▶ **Task prompt**
Write out every line below that includes the word "Reporting".

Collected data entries
------------------------------
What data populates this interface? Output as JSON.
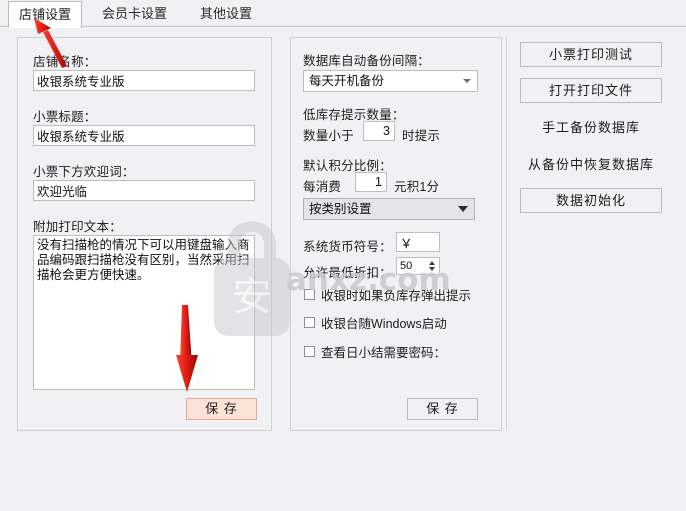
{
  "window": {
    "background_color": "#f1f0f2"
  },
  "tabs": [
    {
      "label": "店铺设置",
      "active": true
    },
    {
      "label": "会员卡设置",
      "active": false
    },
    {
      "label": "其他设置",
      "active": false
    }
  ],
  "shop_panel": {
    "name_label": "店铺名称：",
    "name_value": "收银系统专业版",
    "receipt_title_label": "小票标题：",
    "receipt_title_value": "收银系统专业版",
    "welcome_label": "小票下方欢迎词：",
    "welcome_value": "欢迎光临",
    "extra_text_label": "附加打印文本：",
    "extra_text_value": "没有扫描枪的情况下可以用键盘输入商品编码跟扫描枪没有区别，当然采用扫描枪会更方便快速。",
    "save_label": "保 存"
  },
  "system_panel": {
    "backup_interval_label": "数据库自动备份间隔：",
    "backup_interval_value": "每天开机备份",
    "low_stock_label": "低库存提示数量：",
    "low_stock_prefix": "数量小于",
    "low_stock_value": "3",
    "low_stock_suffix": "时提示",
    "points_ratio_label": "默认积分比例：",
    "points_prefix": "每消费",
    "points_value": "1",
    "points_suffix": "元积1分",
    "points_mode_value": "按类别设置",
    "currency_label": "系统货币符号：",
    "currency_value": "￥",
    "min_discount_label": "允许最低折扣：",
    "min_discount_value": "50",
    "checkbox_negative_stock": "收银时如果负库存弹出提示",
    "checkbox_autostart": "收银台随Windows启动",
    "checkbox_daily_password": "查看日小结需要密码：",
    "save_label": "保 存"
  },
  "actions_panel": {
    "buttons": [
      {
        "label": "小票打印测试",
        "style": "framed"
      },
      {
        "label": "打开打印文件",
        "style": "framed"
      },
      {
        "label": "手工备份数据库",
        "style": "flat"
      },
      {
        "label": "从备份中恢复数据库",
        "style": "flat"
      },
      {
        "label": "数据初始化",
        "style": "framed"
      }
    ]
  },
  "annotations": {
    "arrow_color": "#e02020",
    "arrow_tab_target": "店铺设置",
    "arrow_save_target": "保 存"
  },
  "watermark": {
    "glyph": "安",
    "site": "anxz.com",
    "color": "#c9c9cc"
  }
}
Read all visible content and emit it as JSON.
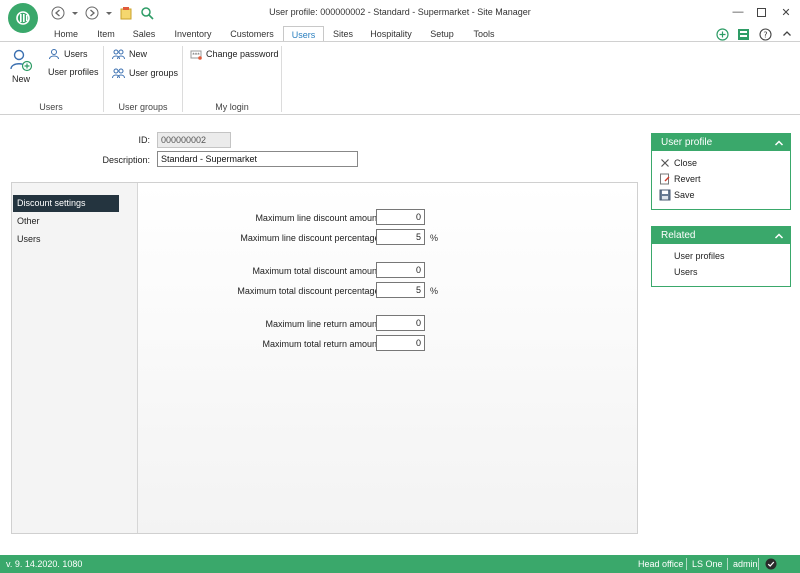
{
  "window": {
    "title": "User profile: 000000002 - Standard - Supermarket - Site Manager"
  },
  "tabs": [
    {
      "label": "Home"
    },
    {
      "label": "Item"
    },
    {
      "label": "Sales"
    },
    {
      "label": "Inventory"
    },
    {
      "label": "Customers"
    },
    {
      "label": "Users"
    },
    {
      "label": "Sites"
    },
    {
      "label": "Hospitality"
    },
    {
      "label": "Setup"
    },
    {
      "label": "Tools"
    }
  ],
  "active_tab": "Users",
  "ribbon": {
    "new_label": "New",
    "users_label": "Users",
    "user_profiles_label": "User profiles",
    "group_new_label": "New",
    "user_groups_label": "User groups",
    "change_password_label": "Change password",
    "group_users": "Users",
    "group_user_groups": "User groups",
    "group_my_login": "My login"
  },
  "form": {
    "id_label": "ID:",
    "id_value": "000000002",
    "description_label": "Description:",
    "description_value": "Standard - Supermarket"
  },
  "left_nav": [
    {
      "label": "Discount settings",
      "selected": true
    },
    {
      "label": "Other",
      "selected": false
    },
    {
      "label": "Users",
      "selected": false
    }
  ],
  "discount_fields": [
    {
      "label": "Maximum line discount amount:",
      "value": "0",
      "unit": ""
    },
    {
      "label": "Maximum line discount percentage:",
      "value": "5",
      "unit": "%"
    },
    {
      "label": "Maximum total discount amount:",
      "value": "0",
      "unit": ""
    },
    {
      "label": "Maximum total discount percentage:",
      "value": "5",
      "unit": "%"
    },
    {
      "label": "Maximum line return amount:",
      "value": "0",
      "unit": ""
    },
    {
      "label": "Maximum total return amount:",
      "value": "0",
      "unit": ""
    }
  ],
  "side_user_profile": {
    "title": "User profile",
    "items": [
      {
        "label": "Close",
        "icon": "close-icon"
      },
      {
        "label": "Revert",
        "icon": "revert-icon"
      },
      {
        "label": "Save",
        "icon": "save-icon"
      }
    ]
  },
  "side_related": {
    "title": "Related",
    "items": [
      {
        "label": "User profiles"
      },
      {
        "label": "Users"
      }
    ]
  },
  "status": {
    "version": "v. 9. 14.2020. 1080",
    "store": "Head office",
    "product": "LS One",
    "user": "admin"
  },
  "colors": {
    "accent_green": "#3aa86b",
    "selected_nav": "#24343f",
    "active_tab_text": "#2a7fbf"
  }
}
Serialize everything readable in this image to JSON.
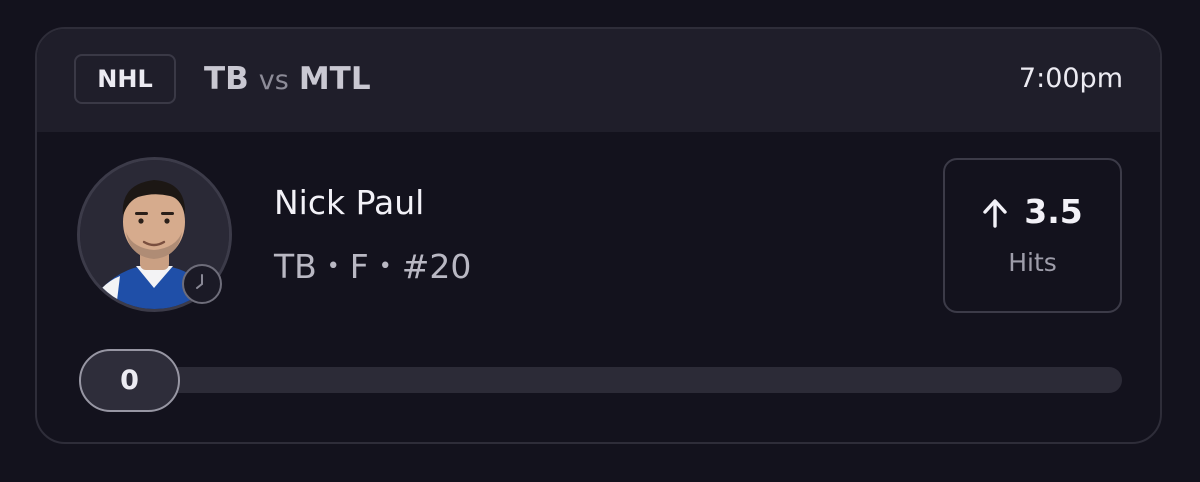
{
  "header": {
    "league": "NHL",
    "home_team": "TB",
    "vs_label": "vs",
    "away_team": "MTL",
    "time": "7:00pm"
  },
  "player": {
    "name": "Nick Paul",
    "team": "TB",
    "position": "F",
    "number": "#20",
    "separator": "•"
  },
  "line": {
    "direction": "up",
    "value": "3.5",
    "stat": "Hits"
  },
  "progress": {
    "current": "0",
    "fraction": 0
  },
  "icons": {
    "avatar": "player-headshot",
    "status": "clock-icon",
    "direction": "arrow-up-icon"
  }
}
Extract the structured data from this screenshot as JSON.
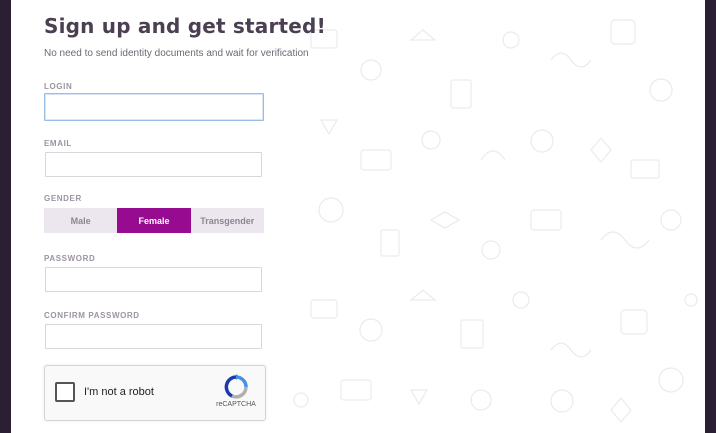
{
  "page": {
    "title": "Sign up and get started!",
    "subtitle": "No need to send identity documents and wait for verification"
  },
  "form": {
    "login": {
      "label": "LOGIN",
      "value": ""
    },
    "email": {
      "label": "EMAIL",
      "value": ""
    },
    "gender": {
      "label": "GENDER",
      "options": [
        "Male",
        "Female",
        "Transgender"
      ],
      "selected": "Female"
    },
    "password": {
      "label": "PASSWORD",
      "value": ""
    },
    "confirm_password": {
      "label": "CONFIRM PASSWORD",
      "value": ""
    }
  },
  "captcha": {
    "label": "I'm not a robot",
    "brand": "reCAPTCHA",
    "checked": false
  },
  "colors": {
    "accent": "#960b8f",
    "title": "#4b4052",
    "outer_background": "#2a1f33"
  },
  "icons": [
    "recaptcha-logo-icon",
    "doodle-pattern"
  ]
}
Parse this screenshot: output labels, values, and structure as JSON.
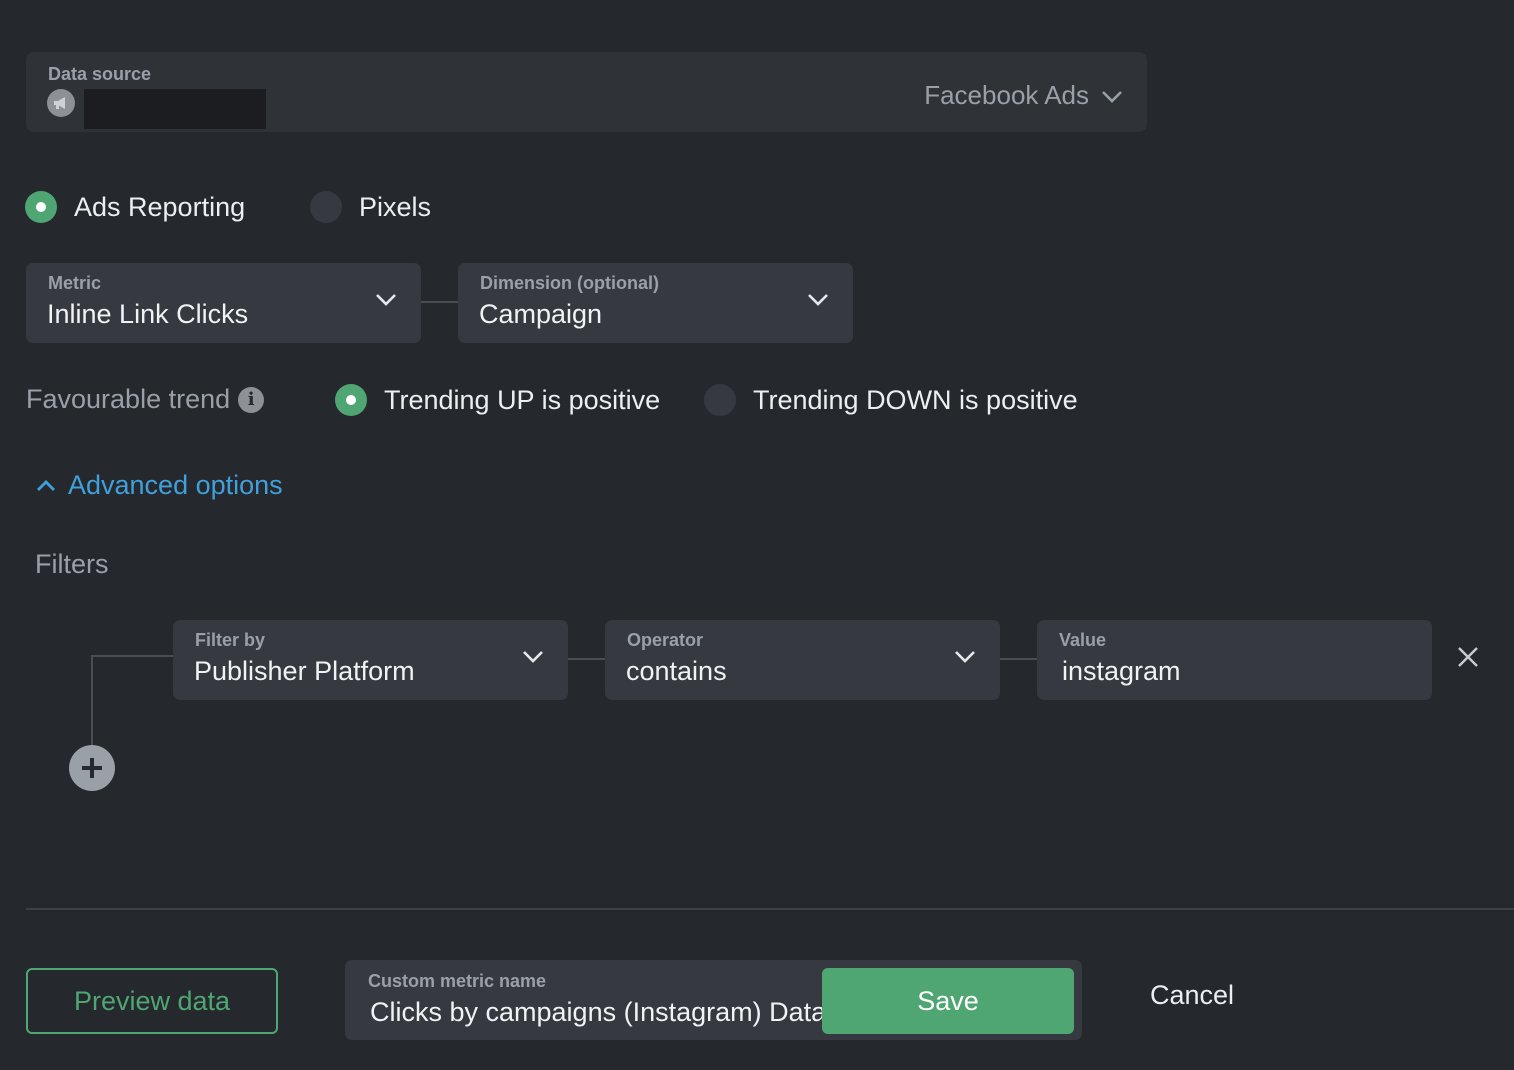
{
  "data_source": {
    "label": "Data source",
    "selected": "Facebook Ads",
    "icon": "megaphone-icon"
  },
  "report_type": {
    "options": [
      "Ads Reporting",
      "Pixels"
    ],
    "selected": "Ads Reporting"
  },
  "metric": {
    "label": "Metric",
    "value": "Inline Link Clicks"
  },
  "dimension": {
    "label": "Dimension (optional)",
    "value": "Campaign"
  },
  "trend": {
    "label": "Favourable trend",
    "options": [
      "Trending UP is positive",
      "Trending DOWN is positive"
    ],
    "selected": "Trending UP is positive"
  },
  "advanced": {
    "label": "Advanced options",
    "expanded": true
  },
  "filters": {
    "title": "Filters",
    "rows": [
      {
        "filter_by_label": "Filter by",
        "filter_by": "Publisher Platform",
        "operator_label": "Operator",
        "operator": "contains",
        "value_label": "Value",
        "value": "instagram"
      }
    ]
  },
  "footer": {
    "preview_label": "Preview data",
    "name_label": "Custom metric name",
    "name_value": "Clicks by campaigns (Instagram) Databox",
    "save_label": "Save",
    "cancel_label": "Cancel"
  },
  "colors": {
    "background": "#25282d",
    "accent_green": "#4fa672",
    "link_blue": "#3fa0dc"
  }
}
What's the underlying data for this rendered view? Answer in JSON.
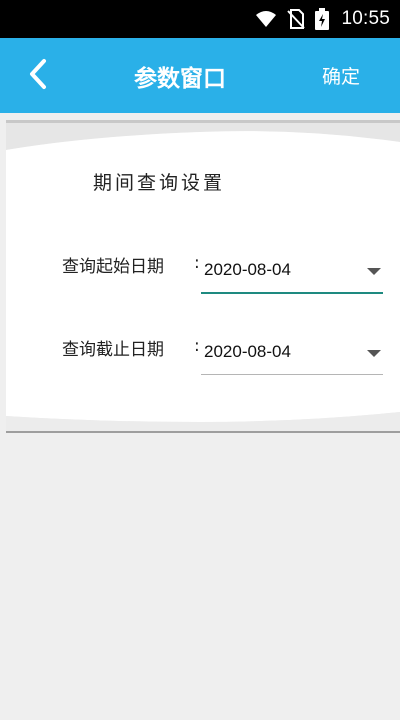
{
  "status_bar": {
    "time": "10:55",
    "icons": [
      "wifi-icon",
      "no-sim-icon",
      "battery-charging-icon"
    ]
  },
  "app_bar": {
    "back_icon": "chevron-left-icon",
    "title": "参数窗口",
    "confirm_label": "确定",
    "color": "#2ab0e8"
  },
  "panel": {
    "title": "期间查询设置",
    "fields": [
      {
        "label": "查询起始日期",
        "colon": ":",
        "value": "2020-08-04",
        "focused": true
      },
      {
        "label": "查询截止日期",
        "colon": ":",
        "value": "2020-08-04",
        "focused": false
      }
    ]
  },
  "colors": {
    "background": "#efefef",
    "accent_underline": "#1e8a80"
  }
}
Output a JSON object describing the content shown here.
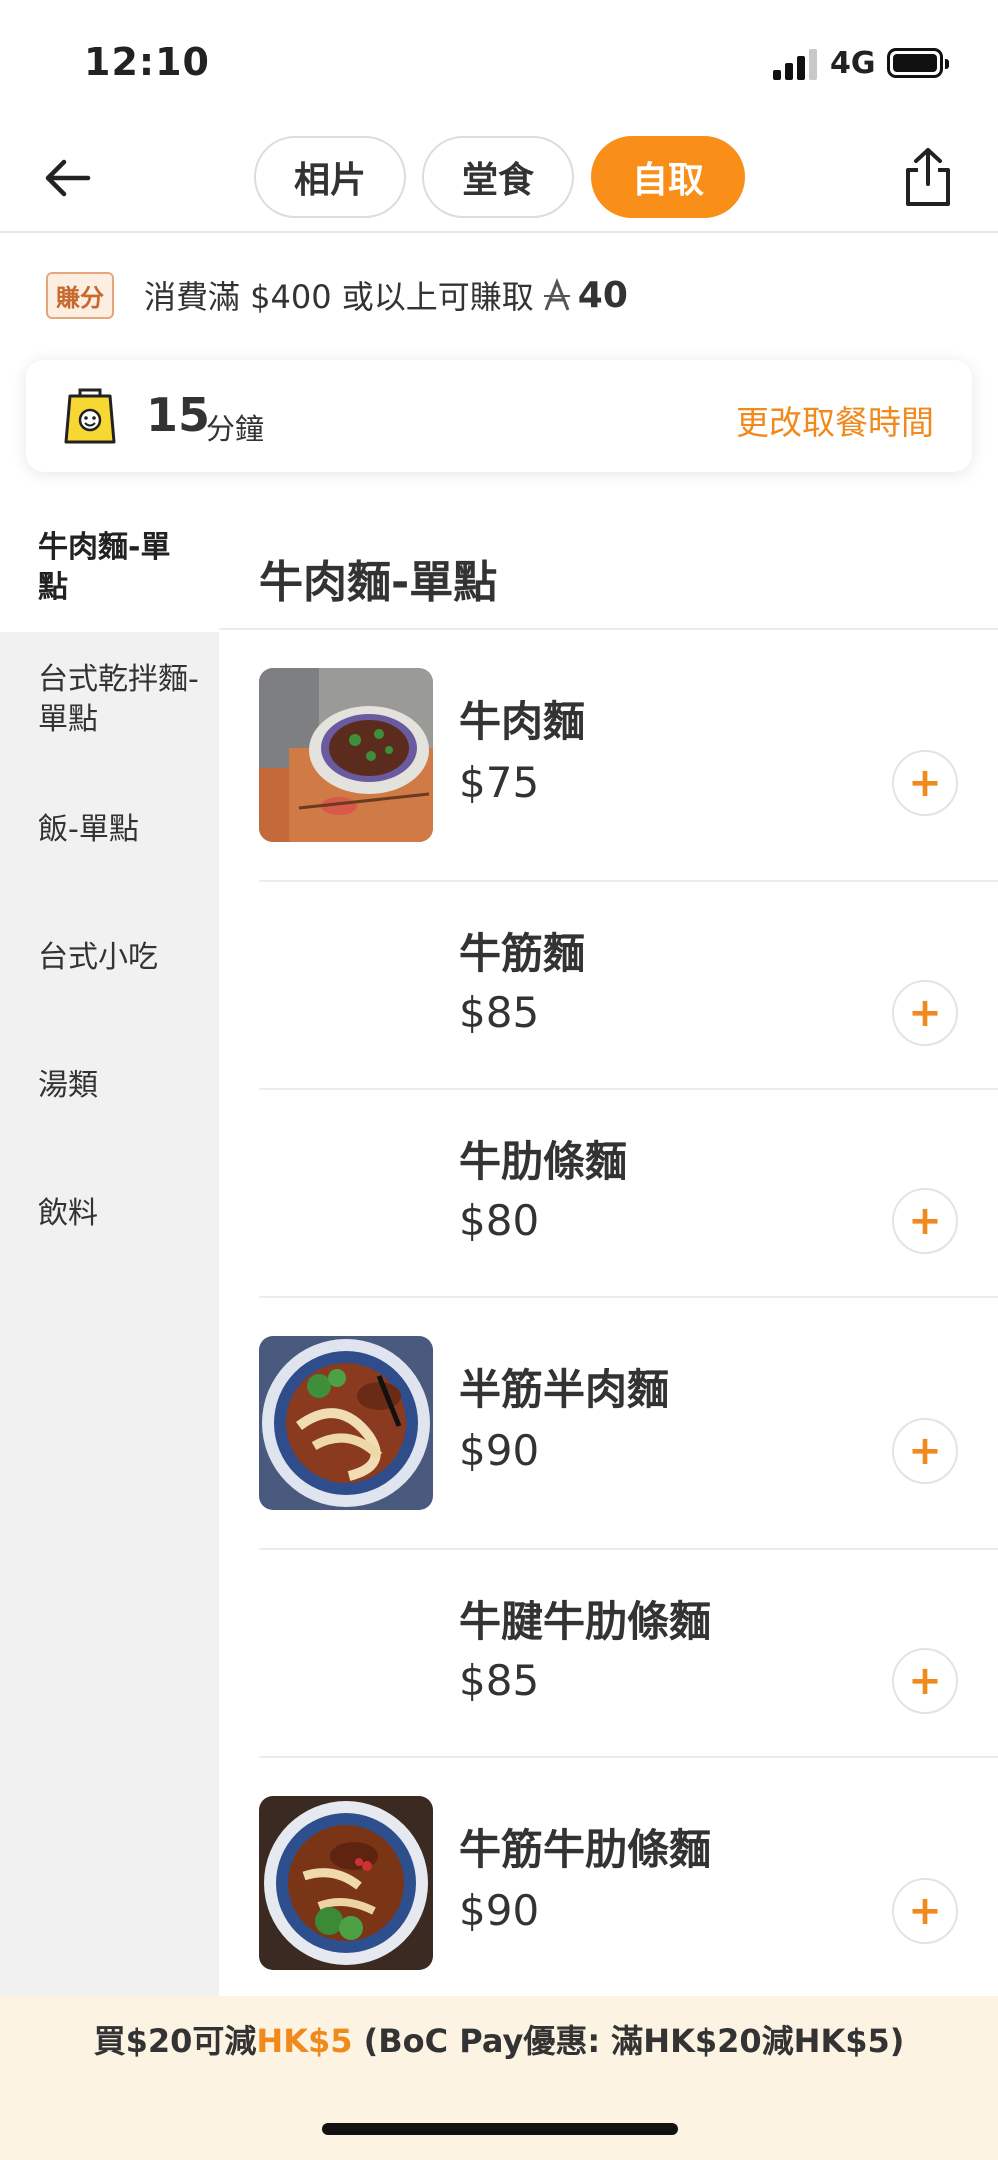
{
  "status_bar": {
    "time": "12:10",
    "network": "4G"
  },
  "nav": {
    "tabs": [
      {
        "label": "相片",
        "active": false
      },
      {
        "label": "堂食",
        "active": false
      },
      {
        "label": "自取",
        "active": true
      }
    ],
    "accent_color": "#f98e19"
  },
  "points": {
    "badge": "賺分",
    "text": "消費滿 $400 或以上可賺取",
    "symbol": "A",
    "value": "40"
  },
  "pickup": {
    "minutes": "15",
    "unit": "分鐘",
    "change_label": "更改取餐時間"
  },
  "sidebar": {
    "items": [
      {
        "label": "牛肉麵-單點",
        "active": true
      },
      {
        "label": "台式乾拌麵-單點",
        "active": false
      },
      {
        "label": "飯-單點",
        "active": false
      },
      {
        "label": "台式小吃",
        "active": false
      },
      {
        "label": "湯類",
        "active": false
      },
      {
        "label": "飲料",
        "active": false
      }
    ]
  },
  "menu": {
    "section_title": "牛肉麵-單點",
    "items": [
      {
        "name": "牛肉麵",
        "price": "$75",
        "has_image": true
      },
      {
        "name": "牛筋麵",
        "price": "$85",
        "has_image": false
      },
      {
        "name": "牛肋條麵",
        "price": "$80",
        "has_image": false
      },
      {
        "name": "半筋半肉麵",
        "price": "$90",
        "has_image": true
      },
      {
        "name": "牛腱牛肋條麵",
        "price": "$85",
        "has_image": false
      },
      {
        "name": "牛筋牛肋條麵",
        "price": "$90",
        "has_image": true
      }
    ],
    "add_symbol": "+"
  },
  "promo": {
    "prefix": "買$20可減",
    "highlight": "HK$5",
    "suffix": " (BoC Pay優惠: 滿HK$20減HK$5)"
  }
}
------------------------------
▶ **Written solution**
      "Ads Reporting",
    "selected": "Ads Reporting"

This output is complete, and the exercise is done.